**EXERCISE INPUTS**:
....................
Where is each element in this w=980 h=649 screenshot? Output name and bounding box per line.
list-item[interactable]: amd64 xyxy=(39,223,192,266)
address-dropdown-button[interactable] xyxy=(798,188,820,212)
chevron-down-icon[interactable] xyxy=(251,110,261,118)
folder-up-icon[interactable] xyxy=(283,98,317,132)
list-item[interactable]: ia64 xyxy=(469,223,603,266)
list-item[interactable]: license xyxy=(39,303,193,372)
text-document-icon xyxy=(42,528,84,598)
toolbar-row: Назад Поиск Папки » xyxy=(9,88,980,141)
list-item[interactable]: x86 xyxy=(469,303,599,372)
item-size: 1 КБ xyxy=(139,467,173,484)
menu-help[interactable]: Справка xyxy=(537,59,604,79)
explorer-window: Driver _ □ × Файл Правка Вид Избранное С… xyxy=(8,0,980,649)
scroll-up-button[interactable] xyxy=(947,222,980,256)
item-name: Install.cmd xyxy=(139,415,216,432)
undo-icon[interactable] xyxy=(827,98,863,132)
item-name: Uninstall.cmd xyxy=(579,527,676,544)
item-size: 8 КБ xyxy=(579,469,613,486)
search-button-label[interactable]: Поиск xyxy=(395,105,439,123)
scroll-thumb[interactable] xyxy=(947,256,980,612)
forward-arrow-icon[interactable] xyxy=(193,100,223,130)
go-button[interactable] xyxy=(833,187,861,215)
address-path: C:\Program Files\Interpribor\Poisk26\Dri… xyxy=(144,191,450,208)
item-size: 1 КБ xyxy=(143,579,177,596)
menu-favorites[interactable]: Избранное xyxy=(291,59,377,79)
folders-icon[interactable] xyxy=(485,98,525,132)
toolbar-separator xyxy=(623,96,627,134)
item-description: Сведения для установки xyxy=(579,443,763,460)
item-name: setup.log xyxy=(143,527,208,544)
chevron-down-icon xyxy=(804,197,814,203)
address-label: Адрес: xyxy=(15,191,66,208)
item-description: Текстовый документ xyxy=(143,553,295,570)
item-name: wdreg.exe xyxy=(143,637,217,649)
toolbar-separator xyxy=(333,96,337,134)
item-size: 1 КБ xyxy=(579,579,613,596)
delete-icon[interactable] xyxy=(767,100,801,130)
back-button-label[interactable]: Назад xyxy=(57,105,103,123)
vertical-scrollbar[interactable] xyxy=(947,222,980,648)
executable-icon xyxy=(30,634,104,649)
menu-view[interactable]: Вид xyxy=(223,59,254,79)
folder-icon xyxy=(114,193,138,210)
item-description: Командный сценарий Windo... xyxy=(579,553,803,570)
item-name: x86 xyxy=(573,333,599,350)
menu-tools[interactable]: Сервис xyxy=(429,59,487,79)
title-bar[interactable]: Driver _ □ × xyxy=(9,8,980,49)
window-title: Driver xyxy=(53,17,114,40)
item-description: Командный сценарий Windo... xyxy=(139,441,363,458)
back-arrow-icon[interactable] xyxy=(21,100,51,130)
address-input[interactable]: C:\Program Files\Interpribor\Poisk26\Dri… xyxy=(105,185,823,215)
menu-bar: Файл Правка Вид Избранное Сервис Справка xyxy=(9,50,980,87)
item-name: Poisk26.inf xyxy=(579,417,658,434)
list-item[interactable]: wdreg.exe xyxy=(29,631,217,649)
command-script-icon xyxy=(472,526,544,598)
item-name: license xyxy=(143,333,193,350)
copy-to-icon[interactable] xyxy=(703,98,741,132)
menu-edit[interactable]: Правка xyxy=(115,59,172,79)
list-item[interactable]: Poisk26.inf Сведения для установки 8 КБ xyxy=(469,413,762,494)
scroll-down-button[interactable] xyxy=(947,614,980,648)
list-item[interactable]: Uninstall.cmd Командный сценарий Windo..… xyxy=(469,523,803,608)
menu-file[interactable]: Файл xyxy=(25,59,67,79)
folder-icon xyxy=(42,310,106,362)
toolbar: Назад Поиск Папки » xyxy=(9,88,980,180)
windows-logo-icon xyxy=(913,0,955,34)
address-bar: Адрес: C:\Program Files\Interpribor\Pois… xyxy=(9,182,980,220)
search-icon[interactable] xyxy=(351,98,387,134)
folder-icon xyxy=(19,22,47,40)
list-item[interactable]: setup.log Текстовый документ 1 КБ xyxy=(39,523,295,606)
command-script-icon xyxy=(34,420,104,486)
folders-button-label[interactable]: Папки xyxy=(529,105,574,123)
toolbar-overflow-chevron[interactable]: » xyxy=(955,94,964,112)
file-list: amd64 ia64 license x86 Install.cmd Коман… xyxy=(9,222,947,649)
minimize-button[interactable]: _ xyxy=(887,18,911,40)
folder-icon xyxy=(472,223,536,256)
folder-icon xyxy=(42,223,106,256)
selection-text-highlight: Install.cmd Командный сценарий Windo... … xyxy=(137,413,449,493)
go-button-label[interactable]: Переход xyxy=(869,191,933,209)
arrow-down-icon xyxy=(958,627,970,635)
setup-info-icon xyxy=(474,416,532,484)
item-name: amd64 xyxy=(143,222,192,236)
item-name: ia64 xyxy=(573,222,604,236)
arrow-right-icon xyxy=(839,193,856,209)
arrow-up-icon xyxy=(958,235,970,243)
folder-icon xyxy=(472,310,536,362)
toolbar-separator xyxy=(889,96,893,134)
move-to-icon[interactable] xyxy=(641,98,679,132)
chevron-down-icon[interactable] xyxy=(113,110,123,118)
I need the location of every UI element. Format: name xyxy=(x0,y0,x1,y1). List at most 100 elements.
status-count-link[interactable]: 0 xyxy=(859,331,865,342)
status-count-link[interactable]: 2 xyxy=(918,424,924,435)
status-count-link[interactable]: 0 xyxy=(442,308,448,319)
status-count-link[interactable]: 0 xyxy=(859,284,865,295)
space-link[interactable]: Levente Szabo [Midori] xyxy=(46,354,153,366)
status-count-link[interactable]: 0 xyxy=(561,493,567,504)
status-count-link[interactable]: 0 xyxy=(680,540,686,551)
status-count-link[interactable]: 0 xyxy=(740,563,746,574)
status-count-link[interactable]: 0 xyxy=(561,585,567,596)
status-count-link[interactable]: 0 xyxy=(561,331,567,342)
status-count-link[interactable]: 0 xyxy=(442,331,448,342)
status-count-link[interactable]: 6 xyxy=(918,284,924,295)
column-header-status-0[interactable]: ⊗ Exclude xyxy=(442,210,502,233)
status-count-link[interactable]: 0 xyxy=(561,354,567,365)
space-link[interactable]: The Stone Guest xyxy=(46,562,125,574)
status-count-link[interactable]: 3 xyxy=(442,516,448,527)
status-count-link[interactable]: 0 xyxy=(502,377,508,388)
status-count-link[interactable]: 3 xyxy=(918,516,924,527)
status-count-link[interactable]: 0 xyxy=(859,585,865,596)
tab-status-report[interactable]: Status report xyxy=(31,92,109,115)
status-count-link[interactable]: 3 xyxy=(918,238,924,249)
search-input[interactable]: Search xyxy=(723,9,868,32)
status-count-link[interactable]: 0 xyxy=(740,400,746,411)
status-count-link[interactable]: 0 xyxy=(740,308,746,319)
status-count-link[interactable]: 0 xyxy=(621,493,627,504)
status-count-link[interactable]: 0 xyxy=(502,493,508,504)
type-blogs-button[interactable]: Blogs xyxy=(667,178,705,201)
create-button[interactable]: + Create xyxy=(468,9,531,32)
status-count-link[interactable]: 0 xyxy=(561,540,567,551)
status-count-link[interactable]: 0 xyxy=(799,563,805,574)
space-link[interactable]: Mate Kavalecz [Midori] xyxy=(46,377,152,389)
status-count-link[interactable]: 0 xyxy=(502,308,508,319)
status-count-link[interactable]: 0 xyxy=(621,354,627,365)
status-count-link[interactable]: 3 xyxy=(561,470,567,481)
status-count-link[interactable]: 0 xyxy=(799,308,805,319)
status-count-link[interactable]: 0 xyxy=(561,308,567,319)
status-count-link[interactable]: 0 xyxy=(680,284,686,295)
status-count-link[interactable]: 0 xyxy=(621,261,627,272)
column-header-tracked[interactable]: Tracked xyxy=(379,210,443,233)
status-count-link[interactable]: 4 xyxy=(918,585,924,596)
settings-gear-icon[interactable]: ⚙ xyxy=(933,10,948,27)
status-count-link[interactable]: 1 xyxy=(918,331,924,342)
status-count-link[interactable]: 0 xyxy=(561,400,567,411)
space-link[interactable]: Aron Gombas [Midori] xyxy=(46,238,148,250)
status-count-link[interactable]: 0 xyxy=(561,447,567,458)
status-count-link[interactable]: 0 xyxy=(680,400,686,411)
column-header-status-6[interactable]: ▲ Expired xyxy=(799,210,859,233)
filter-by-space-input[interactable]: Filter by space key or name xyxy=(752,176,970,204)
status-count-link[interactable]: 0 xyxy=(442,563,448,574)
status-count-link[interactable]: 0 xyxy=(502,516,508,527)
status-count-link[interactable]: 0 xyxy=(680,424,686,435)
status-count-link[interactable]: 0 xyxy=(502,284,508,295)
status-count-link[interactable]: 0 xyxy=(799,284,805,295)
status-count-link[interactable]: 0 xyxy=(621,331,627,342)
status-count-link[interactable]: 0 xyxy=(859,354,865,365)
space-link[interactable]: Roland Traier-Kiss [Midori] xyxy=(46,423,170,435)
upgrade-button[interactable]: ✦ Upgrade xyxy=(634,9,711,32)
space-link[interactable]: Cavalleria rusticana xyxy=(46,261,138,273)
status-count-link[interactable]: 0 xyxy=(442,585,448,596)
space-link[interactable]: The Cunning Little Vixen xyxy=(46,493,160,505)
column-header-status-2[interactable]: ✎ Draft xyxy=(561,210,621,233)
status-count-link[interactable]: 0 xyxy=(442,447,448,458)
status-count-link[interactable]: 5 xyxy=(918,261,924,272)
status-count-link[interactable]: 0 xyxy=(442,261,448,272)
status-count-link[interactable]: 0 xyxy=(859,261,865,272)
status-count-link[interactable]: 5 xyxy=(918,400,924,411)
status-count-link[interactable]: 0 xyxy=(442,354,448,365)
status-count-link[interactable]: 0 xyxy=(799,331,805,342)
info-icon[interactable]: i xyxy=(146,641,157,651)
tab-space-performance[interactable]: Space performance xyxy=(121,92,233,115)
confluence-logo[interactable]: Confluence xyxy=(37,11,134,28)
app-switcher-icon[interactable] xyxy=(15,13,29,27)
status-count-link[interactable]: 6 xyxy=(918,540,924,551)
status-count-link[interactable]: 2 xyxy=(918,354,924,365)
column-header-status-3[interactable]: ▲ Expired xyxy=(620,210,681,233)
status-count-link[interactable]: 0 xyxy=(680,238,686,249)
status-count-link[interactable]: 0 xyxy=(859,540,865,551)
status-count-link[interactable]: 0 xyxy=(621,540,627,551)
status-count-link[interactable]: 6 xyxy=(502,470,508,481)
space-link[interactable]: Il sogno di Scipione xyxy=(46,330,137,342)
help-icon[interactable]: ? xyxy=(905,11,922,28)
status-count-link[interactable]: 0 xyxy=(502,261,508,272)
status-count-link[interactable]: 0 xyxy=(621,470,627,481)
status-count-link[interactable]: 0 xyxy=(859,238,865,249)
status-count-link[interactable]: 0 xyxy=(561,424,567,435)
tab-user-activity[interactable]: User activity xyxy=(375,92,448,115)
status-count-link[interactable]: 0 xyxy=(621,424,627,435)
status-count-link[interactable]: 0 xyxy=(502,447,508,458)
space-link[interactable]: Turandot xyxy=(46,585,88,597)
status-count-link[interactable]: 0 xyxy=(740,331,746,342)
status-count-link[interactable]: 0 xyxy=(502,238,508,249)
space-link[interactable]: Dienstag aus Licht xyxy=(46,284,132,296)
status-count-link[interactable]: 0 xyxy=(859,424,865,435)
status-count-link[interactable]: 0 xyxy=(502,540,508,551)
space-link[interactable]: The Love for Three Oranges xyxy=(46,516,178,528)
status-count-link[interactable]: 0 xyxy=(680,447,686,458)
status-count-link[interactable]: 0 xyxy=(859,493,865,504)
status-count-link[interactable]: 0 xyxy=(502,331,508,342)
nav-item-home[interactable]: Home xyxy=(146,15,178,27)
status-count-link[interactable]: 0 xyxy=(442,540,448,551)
....................
Reproduce the records above verbatim, from their beginning through the line containing "item-description: Сведения для", with both of those lines included.

Where is each element in this w=980 h=649 screenshot? Output name and bounding box per line.
list-item[interactable]: amd64 xyxy=(39,223,192,266)
address-dropdown-button[interactable] xyxy=(798,188,820,212)
chevron-down-icon[interactable] xyxy=(251,110,261,118)
folder-up-icon[interactable] xyxy=(283,98,317,132)
list-item[interactable]: ia64 xyxy=(469,223,603,266)
list-item[interactable]: license xyxy=(39,303,193,372)
text-document-icon xyxy=(42,528,84,598)
toolbar-row: Назад Поиск Папки » xyxy=(9,88,980,141)
list-item[interactable]: x86 xyxy=(469,303,599,372)
item-size: 1 КБ xyxy=(139,467,173,484)
menu-help[interactable]: Справка xyxy=(537,59,604,79)
explorer-window: Driver _ □ × Файл Правка Вид Избранное С… xyxy=(8,0,980,649)
scroll-up-button[interactable] xyxy=(947,222,980,256)
item-name: Install.cmd xyxy=(139,415,216,432)
undo-icon[interactable] xyxy=(827,98,863,132)
item-name: Uninstall.cmd xyxy=(579,527,676,544)
item-size: 8 КБ xyxy=(579,469,613,486)
search-button-label[interactable]: Поиск xyxy=(395,105,439,123)
scroll-thumb[interactable] xyxy=(947,256,980,612)
forward-arrow-icon[interactable] xyxy=(193,100,223,130)
go-button[interactable] xyxy=(833,187,861,215)
address-path: C:\Program Files\Interpribor\Poisk26\Dri… xyxy=(144,191,450,208)
item-size: 1 КБ xyxy=(143,579,177,596)
menu-favorites[interactable]: Избранное xyxy=(291,59,377,79)
folders-icon[interactable] xyxy=(485,98,525,132)
toolbar-separator xyxy=(623,96,627,134)
item-description: Сведения для установки xyxy=(579,443,763,460)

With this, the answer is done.